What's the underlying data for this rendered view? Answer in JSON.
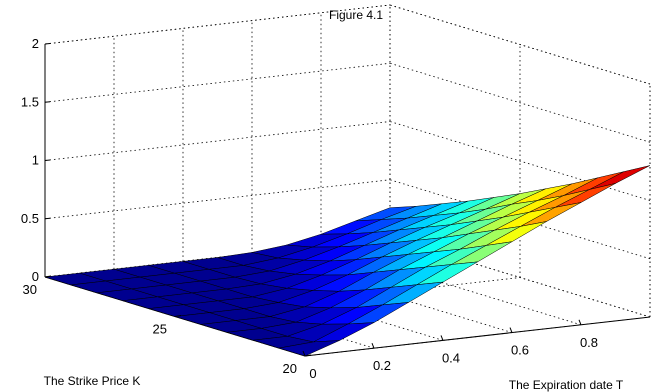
{
  "chart_data": {
    "type": "surface3d",
    "title": "Figure 4.1",
    "xlabel": "The Expiration date T",
    "ylabel": "The Strike Price K",
    "zlabel": "",
    "xlim": [
      0,
      1
    ],
    "ylim": [
      20,
      30
    ],
    "zlim": [
      0,
      2
    ],
    "x_ticks": [
      {
        "value": 0,
        "label": "0"
      },
      {
        "value": 0.2,
        "label": "0.2"
      },
      {
        "value": 0.4,
        "label": "0.4"
      },
      {
        "value": 0.6,
        "label": "0.6"
      },
      {
        "value": 0.8,
        "label": "0.8"
      }
    ],
    "y_ticks": [
      {
        "value": 20,
        "label": "20"
      },
      {
        "value": 25,
        "label": "25"
      },
      {
        "value": 30,
        "label": "30"
      }
    ],
    "z_ticks": [
      {
        "value": 0,
        "label": "0"
      },
      {
        "value": 0.5,
        "label": "0.5"
      },
      {
        "value": 1,
        "label": "1"
      },
      {
        "value": 1.5,
        "label": "1.5"
      },
      {
        "value": 2,
        "label": "2"
      }
    ],
    "colormap": [
      "#00008f",
      "#0000ff",
      "#0080ff",
      "#00ffff",
      "#80ff80",
      "#ffff00",
      "#ff8000",
      "#ff0000",
      "#800000"
    ],
    "grid": true,
    "x": [
      0,
      0.1,
      0.2,
      0.3,
      0.4,
      0.5,
      0.6,
      0.7,
      0.8,
      0.9,
      1.0
    ],
    "y": [
      20,
      21,
      22,
      23,
      24,
      25,
      26,
      27,
      28,
      29,
      30
    ],
    "z": [
      [
        0.0,
        0.1,
        0.22,
        0.36,
        0.5,
        0.64,
        0.78,
        0.92,
        1.05,
        1.18,
        1.3
      ],
      [
        0.0,
        0.02,
        0.14,
        0.27,
        0.41,
        0.55,
        0.68,
        0.81,
        0.94,
        1.06,
        1.18
      ],
      [
        0.0,
        0.0,
        0.07,
        0.18,
        0.32,
        0.46,
        0.58,
        0.71,
        0.83,
        0.94,
        1.06
      ],
      [
        0.0,
        0.0,
        0.02,
        0.11,
        0.23,
        0.37,
        0.49,
        0.61,
        0.72,
        0.83,
        0.94
      ],
      [
        0.0,
        0.0,
        0.0,
        0.05,
        0.15,
        0.28,
        0.4,
        0.51,
        0.62,
        0.73,
        0.83
      ],
      [
        0.0,
        0.0,
        0.0,
        0.02,
        0.09,
        0.19,
        0.31,
        0.42,
        0.52,
        0.62,
        0.72
      ],
      [
        0.0,
        0.0,
        0.0,
        0.0,
        0.04,
        0.12,
        0.22,
        0.33,
        0.43,
        0.52,
        0.62
      ],
      [
        0.0,
        0.0,
        0.0,
        0.0,
        0.01,
        0.06,
        0.14,
        0.24,
        0.34,
        0.43,
        0.52
      ],
      [
        0.0,
        0.0,
        0.0,
        0.0,
        0.0,
        0.02,
        0.08,
        0.16,
        0.25,
        0.34,
        0.43
      ],
      [
        0.0,
        0.0,
        0.0,
        0.0,
        0.0,
        0.0,
        0.03,
        0.09,
        0.17,
        0.26,
        0.34
      ],
      [
        0.0,
        0.0,
        0.0,
        0.0,
        0.0,
        0.0,
        0.01,
        0.04,
        0.1,
        0.18,
        0.26
      ]
    ]
  }
}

## GIVEN EXERCISE
Every entry above is to be set down exactly; the pictures are to be left out.

## RESULT OF THE EXERCISE
What's the underlying data for this rendered view? Answer in JSON.
{
  "chart_data": {
    "type": "surface3d",
    "title": "Figure 4.1",
    "xlabel": "The Expiration date T",
    "ylabel": "The Strike Price K",
    "zlabel": "",
    "xlim": [
      0,
      1
    ],
    "ylim": [
      20,
      30
    ],
    "zlim": [
      0,
      2
    ],
    "x_ticks": [
      {
        "value": 0,
        "label": "0"
      },
      {
        "value": 0.2,
        "label": "0.2"
      },
      {
        "value": 0.4,
        "label": "0.4"
      },
      {
        "value": 0.6,
        "label": "0.6"
      },
      {
        "value": 0.8,
        "label": "0.8"
      }
    ],
    "y_ticks": [
      {
        "value": 20,
        "label": "20"
      },
      {
        "value": 25,
        "label": "25"
      },
      {
        "value": 30,
        "label": "30"
      }
    ],
    "z_ticks": [
      {
        "value": 0,
        "label": "0"
      },
      {
        "value": 0.5,
        "label": "0.5"
      },
      {
        "value": 1,
        "label": "1"
      },
      {
        "value": 1.5,
        "label": "1.5"
      },
      {
        "value": 2,
        "label": "2"
      }
    ],
    "colormap": [
      "#00008f",
      "#0000ff",
      "#0080ff",
      "#00ffff",
      "#80ff80",
      "#ffff00",
      "#ff8000",
      "#ff0000",
      "#800000"
    ],
    "grid": true,
    "x": [
      0,
      0.1,
      0.2,
      0.3,
      0.4,
      0.5,
      0.6,
      0.7,
      0.8,
      0.9,
      1.0
    ],
    "y": [
      20,
      21,
      22,
      23,
      24,
      25,
      26,
      27,
      28,
      29,
      30
    ],
    "z": [
      [
        0.0,
        0.1,
        0.22,
        0.36,
        0.5,
        0.64,
        0.78,
        0.92,
        1.05,
        1.18,
        1.3
      ],
      [
        0.0,
        0.02,
        0.14,
        0.27,
        0.41,
        0.55,
        0.68,
        0.81,
        0.94,
        1.06,
        1.18
      ],
      [
        0.0,
        0.0,
        0.07,
        0.18,
        0.32,
        0.46,
        0.58,
        0.71,
        0.83,
        0.94,
        1.06
      ],
      [
        0.0,
        0.0,
        0.02,
        0.11,
        0.23,
        0.37,
        0.49,
        0.61,
        0.72,
        0.83,
        0.94
      ],
      [
        0.0,
        0.0,
        0.0,
        0.05,
        0.15,
        0.28,
        0.4,
        0.51,
        0.62,
        0.73,
        0.83
      ],
      [
        0.0,
        0.0,
        0.0,
        0.02,
        0.09,
        0.19,
        0.31,
        0.42,
        0.52,
        0.62,
        0.72
      ],
      [
        0.0,
        0.0,
        0.0,
        0.0,
        0.04,
        0.12,
        0.22,
        0.33,
        0.43,
        0.52,
        0.62
      ],
      [
        0.0,
        0.0,
        0.0,
        0.0,
        0.01,
        0.06,
        0.14,
        0.24,
        0.34,
        0.43,
        0.52
      ],
      [
        0.0,
        0.0,
        0.0,
        0.0,
        0.0,
        0.02,
        0.08,
        0.16,
        0.25,
        0.34,
        0.43
      ],
      [
        0.0,
        0.0,
        0.0,
        0.0,
        0.0,
        0.0,
        0.03,
        0.09,
        0.17,
        0.26,
        0.34
      ],
      [
        0.0,
        0.0,
        0.0,
        0.0,
        0.0,
        0.0,
        0.01,
        0.04,
        0.1,
        0.18,
        0.26
      ]
    ]
  }
}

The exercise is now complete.